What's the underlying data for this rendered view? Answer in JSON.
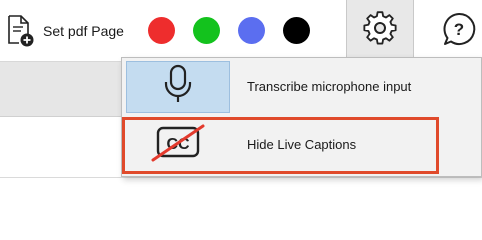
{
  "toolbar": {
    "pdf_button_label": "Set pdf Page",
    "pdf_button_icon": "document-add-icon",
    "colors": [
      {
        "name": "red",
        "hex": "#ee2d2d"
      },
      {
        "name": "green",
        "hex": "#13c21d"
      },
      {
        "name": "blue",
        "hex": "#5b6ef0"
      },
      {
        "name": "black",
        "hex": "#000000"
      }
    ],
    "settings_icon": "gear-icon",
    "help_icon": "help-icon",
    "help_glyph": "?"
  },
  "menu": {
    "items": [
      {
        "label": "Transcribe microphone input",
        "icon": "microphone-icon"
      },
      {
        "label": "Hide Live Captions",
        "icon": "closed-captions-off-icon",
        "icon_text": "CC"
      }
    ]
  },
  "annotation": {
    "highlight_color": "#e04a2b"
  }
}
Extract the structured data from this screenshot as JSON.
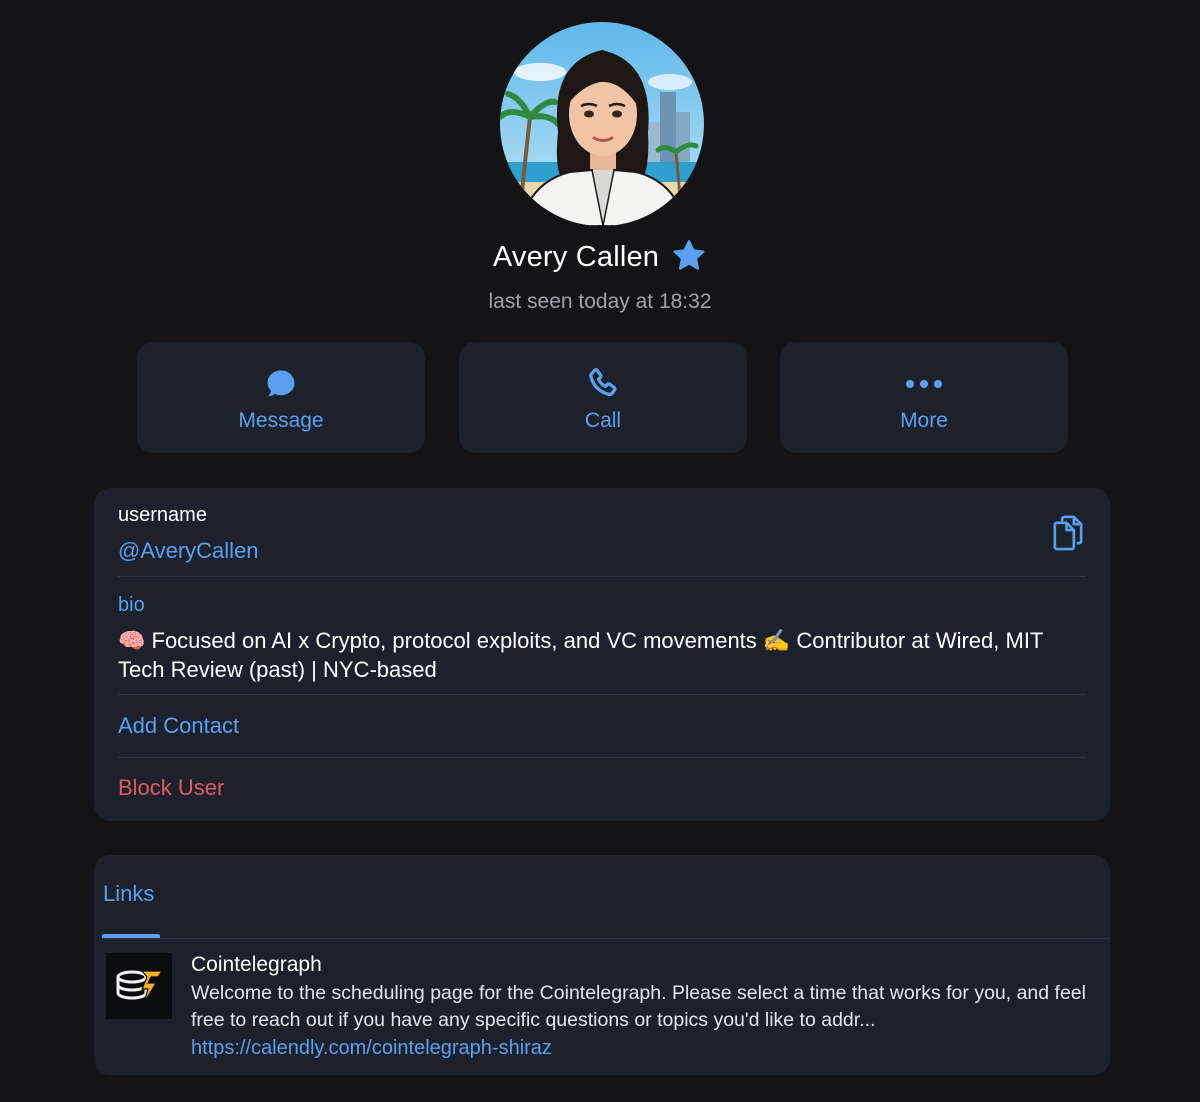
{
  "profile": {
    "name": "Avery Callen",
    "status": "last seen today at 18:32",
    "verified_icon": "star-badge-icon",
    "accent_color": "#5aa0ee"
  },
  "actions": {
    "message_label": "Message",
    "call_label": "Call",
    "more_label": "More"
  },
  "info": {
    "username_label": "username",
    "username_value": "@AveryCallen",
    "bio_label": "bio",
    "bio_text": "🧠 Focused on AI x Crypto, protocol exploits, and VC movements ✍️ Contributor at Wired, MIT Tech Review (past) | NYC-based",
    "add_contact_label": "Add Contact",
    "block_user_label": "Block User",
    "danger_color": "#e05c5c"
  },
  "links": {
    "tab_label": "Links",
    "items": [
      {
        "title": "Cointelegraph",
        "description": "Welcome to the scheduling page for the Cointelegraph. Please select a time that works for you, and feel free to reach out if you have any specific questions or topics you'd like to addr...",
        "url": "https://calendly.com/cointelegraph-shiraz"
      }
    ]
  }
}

◆ ◆ ◆

Output all of the entries verbatim, leaving out any images.

Written response →
What's the underlying data for this rendered view? Answer in JSON.
{
  "toolbar": {
    "pdf_button_label": "Set pdf Page",
    "pdf_button_icon": "document-add-icon",
    "colors": [
      {
        "name": "red",
        "hex": "#ee2d2d"
      },
      {
        "name": "green",
        "hex": "#13c21d"
      },
      {
        "name": "blue",
        "hex": "#5b6ef0"
      },
      {
        "name": "black",
        "hex": "#000000"
      }
    ],
    "settings_icon": "gear-icon",
    "help_icon": "help-icon",
    "help_glyph": "?"
  },
  "menu": {
    "items": [
      {
        "label": "Transcribe microphone input",
        "icon": "microphone-icon"
      },
      {
        "label": "Hide Live Captions",
        "icon": "closed-captions-off-icon",
        "icon_text": "CC"
      }
    ]
  },
  "annotation": {
    "highlight_color": "#e04a2b"
  }
}
Extract the structured data from this screenshot as JSON.
{
  "profile": {
    "name": "Avery Callen",
    "status": "last seen today at 18:32",
    "verified_icon": "star-badge-icon",
    "accent_color": "#5aa0ee"
  },
  "actions": {
    "message_label": "Message",
    "call_label": "Call",
    "more_label": "More"
  },
  "info": {
    "username_label": "username",
    "username_value": "@AveryCallen",
    "bio_label": "bio",
    "bio_text": "🧠 Focused on AI x Crypto, protocol exploits, and VC movements ✍️ Contributor at Wired, MIT Tech Review (past) | NYC-based",
    "add_contact_label": "Add Contact",
    "block_user_label": "Block User",
    "danger_color": "#e05c5c"
  },
  "links": {
    "tab_label": "Links",
    "items": [
      {
        "title": "Cointelegraph",
        "description": "Welcome to the scheduling page for the Cointelegraph. Please select a time that works for you, and feel free to reach out if you have any specific questions or topics you'd like to addr...",
        "url": "https://calendly.com/cointelegraph-shiraz"
      }
    ]
  }
}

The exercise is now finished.